## Stated exercise
Work out how many lines of the listing hold the string "preview", then answer with that number and nothing else.

>> Begin

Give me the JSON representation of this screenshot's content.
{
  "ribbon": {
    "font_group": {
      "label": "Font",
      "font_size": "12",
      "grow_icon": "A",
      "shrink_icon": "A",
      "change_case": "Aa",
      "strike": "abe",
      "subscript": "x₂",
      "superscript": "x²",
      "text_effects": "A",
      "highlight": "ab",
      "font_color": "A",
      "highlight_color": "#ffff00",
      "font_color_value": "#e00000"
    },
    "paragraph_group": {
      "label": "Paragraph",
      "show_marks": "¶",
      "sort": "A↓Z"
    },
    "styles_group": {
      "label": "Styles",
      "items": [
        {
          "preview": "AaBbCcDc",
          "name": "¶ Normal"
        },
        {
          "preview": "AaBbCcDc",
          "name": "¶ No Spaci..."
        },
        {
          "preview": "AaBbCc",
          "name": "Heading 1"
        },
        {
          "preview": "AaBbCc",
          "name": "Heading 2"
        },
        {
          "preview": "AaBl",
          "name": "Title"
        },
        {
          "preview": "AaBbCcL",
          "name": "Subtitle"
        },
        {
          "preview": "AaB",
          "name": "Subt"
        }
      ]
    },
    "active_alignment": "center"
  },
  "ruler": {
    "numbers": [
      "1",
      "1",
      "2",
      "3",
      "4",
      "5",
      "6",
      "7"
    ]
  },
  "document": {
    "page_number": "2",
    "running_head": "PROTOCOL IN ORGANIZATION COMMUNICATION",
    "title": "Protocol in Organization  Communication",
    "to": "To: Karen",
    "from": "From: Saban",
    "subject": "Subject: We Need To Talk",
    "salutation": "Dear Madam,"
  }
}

>> End

## Output
7